Problem to solve:
Return all the entries exactly, keeping pictures out.

Data for this exercise:
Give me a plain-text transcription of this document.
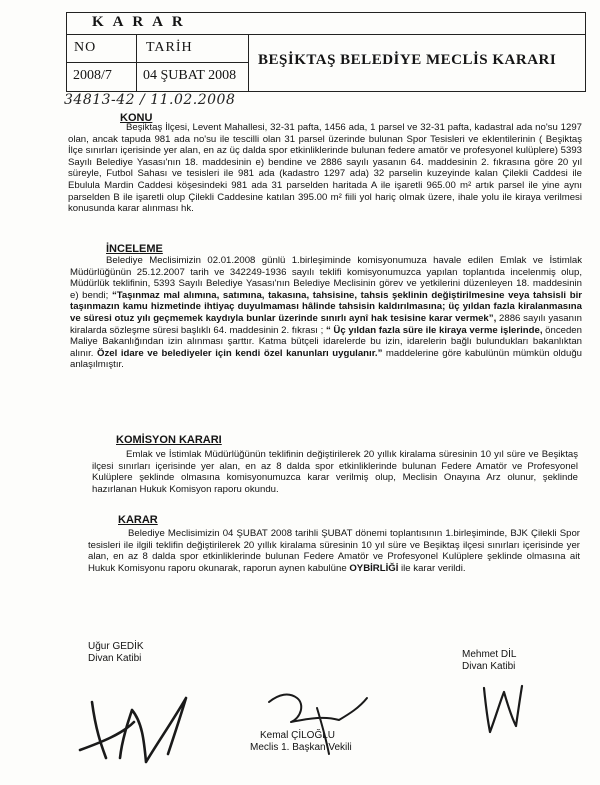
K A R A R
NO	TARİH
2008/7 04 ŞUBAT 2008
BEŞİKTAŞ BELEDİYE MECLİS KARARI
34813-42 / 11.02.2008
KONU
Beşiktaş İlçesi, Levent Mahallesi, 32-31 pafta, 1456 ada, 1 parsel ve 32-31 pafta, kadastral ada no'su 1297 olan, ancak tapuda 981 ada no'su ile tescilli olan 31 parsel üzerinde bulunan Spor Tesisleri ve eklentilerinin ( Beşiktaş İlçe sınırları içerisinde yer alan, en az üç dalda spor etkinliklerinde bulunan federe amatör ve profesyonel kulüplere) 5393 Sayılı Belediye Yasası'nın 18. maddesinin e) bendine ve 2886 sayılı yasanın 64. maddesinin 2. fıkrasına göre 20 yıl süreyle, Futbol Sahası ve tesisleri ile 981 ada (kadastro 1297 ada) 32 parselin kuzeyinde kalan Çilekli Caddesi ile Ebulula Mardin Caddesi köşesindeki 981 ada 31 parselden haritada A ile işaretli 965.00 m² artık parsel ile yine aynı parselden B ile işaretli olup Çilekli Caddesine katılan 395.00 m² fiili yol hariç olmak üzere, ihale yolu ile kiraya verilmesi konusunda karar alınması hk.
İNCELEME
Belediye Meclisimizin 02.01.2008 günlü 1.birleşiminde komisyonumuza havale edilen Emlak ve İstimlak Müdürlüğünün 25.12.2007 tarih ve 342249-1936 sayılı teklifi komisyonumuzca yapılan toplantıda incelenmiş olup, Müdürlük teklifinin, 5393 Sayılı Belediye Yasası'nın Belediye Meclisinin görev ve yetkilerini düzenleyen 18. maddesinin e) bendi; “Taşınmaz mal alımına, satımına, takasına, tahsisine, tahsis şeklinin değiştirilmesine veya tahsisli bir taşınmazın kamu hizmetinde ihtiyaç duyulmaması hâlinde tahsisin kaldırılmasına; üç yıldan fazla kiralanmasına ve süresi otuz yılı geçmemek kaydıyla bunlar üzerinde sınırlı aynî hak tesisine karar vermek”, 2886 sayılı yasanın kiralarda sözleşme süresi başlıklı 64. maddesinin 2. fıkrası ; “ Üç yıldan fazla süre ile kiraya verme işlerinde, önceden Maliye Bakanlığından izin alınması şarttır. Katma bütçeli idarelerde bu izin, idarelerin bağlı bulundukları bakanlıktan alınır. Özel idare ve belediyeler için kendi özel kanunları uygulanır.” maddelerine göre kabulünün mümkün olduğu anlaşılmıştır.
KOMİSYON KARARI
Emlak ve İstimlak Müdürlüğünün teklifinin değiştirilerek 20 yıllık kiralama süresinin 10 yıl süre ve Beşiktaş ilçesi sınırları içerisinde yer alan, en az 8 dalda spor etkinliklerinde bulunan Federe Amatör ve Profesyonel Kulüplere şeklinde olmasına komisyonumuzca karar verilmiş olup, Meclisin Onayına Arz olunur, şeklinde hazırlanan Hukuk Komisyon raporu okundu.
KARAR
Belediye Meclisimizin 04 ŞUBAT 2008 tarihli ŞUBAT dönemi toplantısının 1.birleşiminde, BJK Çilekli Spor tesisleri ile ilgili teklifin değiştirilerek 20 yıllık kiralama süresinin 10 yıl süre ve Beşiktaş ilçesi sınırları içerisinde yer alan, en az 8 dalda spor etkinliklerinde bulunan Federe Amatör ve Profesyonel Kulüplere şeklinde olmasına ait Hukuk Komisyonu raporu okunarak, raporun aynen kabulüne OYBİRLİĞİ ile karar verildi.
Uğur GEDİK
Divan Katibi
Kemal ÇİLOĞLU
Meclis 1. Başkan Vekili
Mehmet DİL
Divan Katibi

Full answer:
Give me a plain-text transcription of this document.
K A R A R
NO	TARİH
2008/7 04 ŞUBAT 2008
BEŞİKTAŞ BELEDİYE MECLİS KARARI
34813-42 / 11.02.2008
KONU
Beşiktaş İlçesi, Levent Mahallesi, 32-31 pafta, 1456 ada, 1 parsel ve 32-31 pafta, kadastral ada no'su 1297 olan, ancak tapuda 981 ada no'su ile tescilli olan 31 parsel üzerinde bulunan Spor Tesisleri ve eklentilerinin ( Beşiktaş İlçe sınırları içerisinde yer alan, en az üç dalda spor etkinliklerinde bulunan federe amatör ve profesyonel kulüplere) 5393 Sayılı Belediye Yasası'nın 18. maddesinin e) bendine ve 2886 sayılı yasanın 64. maddesinin 2. fıkrasına göre 20 yıl süreyle, Futbol Sahası ve tesisleri ile 981 ada (kadastro 1297 ada) 32 parselin kuzeyinde kalan Çilekli Caddesi ile Ebulula Mardin Caddesi köşesindeki 981 ada 31 parselden haritada A ile işaretli 965.00 m² artık parsel ile yine aynı parselden B ile işaretli olup Çilekli Caddesine katılan 395.00 m² fiili yol hariç olmak üzere, ihale yolu ile kiraya verilmesi konusunda karar alınması hk.
İNCELEME
Belediye Meclisimizin 02.01.2008 günlü 1.birleşiminde komisyonumuza havale edilen Emlak ve İstimlak Müdürlüğünün 25.12.2007 tarih ve 342249-1936 sayılı teklifi komisyonumuzca yapılan toplantıda incelenmiş olup, Müdürlük teklifinin, 5393 Sayılı Belediye Yasası'nın Belediye Meclisinin görev ve yetkilerini düzenleyen 18. maddesinin e) bendi; “Taşınmaz mal alımına, satımına, takasına, tahsisine, tahsis şeklinin değiştirilmesine veya tahsisli bir taşınmazın kamu hizmetinde ihtiyaç duyulmaması hâlinde tahsisin kaldırılmasına; üç yıldan fazla kiralanmasına ve süresi otuz yılı geçmemek kaydıyla bunlar üzerinde sınırlı aynî hak tesisine karar vermek”, 2886 sayılı yasanın kiralarda sözleşme süresi başlıklı 64. maddesinin 2. fıkrası ; “ Üç yıldan fazla süre ile kiraya verme işlerinde, önceden Maliye Bakanlığından izin alınması şarttır. Katma bütçeli idarelerde bu izin, idarelerin bağlı bulundukları bakanlıktan alınır. Özel idare ve belediyeler için kendi özel kanunları uygulanır.” maddelerine göre kabulünün mümkün olduğu anlaşılmıştır.
KOMİSYON KARARI
Emlak ve İstimlak Müdürlüğünün teklifinin değiştirilerek 20 yıllık kiralama süresinin 10 yıl süre ve Beşiktaş ilçesi sınırları içerisinde yer alan, en az 8 dalda spor etkinliklerinde bulunan Federe Amatör ve Profesyonel Kulüplere şeklinde olmasına komisyonumuzca karar verilmiş olup, Meclisin Onayına Arz olunur, şeklinde hazırlanan Hukuk Komisyon raporu okundu.
KARAR
Belediye Meclisimizin 04 ŞUBAT 2008 tarihli ŞUBAT dönemi toplantısının 1.birleşiminde, BJK Çilekli Spor tesisleri ile ilgili teklifin değiştirilerek 20 yıllık kiralama süresinin 10 yıl süre ve Beşiktaş ilçesi sınırları içerisinde yer alan, en az 8 dalda spor etkinliklerinde bulunan Federe Amatör ve Profesyonel Kulüplere şeklinde olmasına ait Hukuk Komisyonu raporu okunarak, raporun aynen kabulüne OYBİRLİĞİ ile karar verildi.
Uğur GEDİK
Divan Katibi
Kemal ÇİLOĞLU
Meclis 1. Başkan Vekili
Mehmet DİL
Divan Katibi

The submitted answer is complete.